--- DATA PROVIDED ---

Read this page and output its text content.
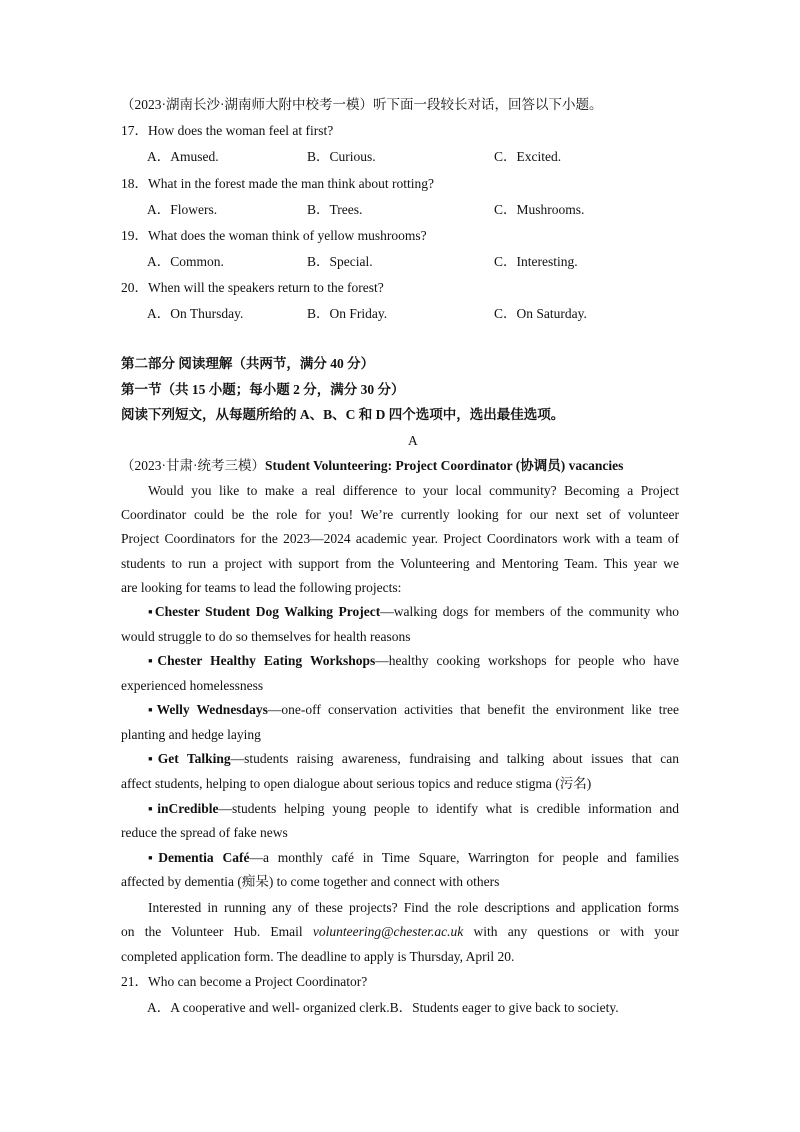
（2023·湖南长沙·湖南师大附中校考一模）听下面一段较长对话，回答以下小题。
17．How does the woman feel at first?
A．Amused.	B．Curious.	C．Excited.
18．What in the forest made the man think about rotting?
A．Flowers.	B．Trees.	C．Mushrooms.
19．What does the woman think of yellow mushrooms?
A．Common.	B．Special.	C．Interesting.
20．When will the speakers return to the forest?
A．On Thursday.	B．On Friday.	C．On Saturday.
第二部分 阅读理解（共两节，满分 40 分）
第一节（共 15 小题；每小题 2 分，满分 30 分）
阅读下列短文，从每题所给的 A、B、C 和 D 四个选项中，选出最佳选项。
A
（2023·甘肃·统考三模）Student Volunteering: Project Coordinator (协调员) vacancies
Would you like to make a real difference to your local community? Becoming a Project
Coordinator could be the role for you! We’re currently looking for our next set of volunteer
Project Coordinators for the 2023—2024 academic year. Project Coordinators work with a team of
students to run a project with support from the Volunteering and Mentoring Team. This year we
are looking for teams to lead the following projects:
▪Chester Student Dog Walking Project—walking dogs for members of the community who
would struggle to do so themselves for health reasons
▪Chester Healthy Eating Workshops—healthy cooking workshops for people who have
experienced homelessness
▪Welly Wednesdays—one-off conservation activities that benefit the environment like tree
planting and hedge laying
▪Get Talking—students raising awareness, fundraising and talking about issues that can
affect students, helping to open dialogue about serious topics and reduce stigma (污名)
▪inCredible—students helping young people to identify what is credible information and
reduce the spread of fake news
▪Dementia Café—a monthly café in Time Square, Warrington for people and families
affected by dementia (痴呆) to come together and connect with others
Interested in running any of these projects? Find the role descriptions and application forms
on the Volunteer Hub. Email volunteering@chester.ac.uk with any questions or with your
completed application form. The deadline to apply is Thursday, April 20.
21．Who can become a Project Coordinator?
A．A cooperative and well- organized clerk.B．Students eager to give back to society.
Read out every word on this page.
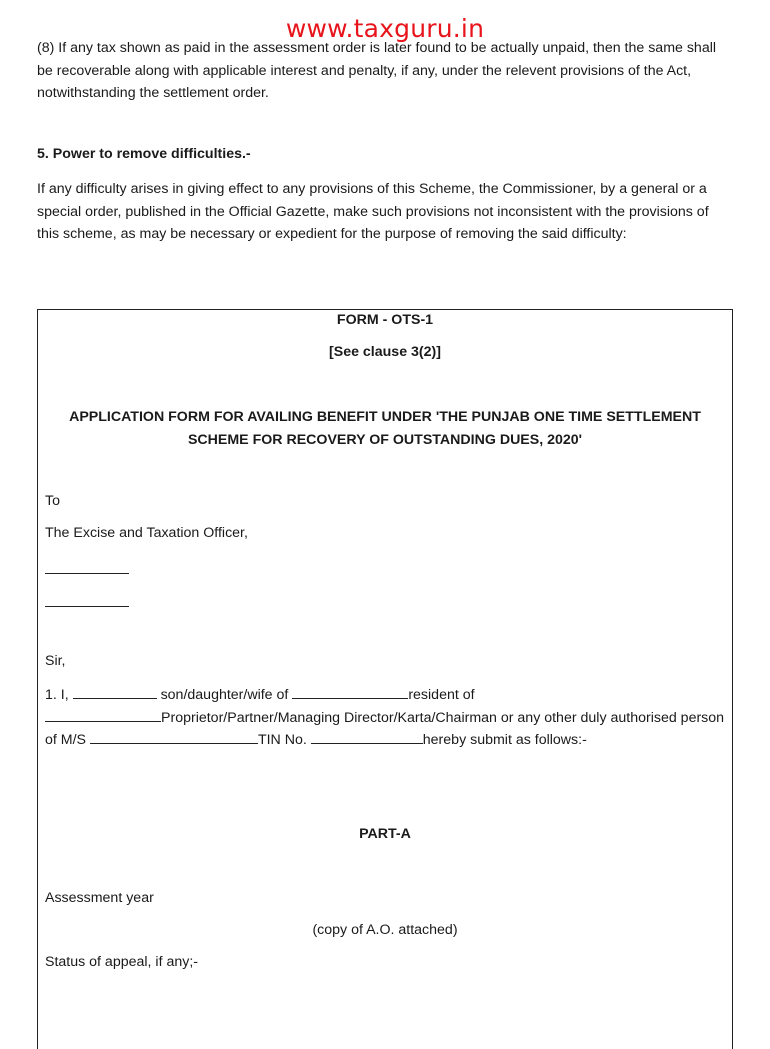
www.taxguru.in

(8) If any tax shown as paid in the assessment order is later found to be actually unpaid, then the same shall be recoverable along with applicable interest and penalty, if any, under the relevent provisions of the Act, notwithstanding the settlement order.

5. Power to remove difficulties.-

If any difficulty arises in giving effect to any provisions of this Scheme, the Commissioner, by a general or a special order, published in the Official Gazette, make such provisions not inconsistent with the provisions of this scheme, as may be necessary or expedient for the purpose of removing the said difficulty:

FORM - OTS-1

[See clause 3(2)]

APPLICATION FORM FOR AVAILING BENEFIT UNDER 'THE PUNJAB ONE TIME SETTLEMENT SCHEME FOR RECOVERY OF OUTSTANDING DUES, 2020'

To

The Excise and Taxation Officer,

Sir,

1. I,	son/daughter/wife of	resident of
Proprietor/Partner/Managing Director/Karta/Chairman or any other duly authorised person of M/S	TIN No.	hereby submit as follows:-

PART-A

Assessment year

(copy of A.O. attached)

Status of appeal, if any;-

---

◆ EXERCISE INSTRUCTIONS
Pick out every line holding the string "Thursday" and return it.

◆ COMPLETED TASK
A．On Thursday.	B．On Friday.	C．On Saturday.
completed application form. The deadline to apply is Thursday, April 20.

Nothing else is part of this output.